→ TASK TO CARRY OUT
Copy every line of the entries that includes the word "Your".

** start of DATA PROVIDED **

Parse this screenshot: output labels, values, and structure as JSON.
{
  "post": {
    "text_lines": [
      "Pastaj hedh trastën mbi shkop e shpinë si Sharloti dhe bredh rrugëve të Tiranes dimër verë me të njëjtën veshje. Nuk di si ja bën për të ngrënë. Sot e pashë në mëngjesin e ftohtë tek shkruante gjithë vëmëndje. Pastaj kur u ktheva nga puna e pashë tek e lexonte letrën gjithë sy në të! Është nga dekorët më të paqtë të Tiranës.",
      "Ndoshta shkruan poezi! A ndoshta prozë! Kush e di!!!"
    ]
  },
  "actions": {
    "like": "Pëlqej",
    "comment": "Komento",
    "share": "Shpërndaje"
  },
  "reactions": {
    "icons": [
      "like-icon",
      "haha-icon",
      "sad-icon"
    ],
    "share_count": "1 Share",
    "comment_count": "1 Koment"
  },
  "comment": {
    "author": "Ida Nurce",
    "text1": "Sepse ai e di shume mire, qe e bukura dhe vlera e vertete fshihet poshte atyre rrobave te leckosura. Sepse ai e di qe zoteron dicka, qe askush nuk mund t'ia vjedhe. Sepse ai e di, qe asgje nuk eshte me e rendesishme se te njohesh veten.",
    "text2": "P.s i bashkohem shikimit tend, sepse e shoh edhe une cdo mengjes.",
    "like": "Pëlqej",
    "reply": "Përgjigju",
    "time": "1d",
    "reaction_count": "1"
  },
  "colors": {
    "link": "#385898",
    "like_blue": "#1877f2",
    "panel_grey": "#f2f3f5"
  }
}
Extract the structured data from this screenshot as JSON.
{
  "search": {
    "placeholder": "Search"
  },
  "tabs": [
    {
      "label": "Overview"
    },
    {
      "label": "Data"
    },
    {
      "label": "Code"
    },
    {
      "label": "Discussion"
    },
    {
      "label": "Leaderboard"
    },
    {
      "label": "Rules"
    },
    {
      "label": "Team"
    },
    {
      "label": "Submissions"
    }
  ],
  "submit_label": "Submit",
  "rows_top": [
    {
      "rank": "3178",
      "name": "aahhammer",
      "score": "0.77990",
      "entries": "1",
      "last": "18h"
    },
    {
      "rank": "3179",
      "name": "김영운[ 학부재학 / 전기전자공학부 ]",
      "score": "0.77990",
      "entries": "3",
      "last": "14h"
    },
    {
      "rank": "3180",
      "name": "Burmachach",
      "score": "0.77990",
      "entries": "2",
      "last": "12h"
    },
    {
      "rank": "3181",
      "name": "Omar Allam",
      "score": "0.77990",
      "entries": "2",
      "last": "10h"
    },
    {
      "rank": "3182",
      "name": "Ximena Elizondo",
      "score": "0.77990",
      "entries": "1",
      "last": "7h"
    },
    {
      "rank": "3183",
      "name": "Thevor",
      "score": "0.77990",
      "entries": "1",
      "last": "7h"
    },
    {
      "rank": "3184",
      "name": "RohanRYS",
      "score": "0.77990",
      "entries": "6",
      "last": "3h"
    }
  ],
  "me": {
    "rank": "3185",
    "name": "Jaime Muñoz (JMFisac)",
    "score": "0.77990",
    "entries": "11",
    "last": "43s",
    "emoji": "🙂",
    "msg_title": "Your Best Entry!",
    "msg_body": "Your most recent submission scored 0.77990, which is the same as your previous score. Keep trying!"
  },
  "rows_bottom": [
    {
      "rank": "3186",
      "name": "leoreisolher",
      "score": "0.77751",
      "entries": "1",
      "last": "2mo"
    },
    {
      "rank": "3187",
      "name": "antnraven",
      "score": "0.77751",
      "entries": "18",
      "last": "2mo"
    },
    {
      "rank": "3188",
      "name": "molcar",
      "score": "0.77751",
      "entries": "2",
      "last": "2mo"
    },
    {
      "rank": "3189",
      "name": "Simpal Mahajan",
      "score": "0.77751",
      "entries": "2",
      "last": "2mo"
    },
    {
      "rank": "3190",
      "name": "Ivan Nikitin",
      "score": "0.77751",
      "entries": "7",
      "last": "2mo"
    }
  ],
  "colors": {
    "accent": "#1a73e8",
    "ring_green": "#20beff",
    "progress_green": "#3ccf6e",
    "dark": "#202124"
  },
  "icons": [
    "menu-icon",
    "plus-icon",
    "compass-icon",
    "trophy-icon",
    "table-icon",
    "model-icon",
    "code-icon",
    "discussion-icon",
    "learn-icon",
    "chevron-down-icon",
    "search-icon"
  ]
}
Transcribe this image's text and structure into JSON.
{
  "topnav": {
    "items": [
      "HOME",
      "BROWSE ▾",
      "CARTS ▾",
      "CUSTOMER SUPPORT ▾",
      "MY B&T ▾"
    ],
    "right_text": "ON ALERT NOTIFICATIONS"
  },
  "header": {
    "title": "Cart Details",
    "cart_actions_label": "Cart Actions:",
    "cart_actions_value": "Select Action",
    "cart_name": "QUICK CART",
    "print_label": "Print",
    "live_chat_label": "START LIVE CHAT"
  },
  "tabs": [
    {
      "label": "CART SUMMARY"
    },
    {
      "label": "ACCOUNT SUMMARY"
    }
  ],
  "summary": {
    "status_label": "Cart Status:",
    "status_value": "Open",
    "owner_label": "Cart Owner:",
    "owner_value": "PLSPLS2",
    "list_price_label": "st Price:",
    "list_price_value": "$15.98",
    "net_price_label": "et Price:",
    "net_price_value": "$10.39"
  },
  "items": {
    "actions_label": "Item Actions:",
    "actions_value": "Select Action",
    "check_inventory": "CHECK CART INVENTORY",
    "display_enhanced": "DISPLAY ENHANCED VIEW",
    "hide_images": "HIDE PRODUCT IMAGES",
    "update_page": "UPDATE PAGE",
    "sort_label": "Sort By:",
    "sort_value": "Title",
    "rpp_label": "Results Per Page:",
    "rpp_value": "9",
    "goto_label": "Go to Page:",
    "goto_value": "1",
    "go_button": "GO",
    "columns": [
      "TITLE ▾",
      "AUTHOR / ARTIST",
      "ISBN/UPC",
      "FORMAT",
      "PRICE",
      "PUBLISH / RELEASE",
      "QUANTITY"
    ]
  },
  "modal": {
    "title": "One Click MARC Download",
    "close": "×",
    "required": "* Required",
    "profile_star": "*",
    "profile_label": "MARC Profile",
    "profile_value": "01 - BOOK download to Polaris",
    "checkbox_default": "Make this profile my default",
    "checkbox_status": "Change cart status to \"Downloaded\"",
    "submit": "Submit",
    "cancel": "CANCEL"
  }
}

** end of DATA PROVIDED **

→ RESULT FOR THIS TASK
    "msg_title": "Your Best Entry!",
    "msg_body": "Your most recent submission scored 0.77990, which is the same as your previous score. Keep trying!"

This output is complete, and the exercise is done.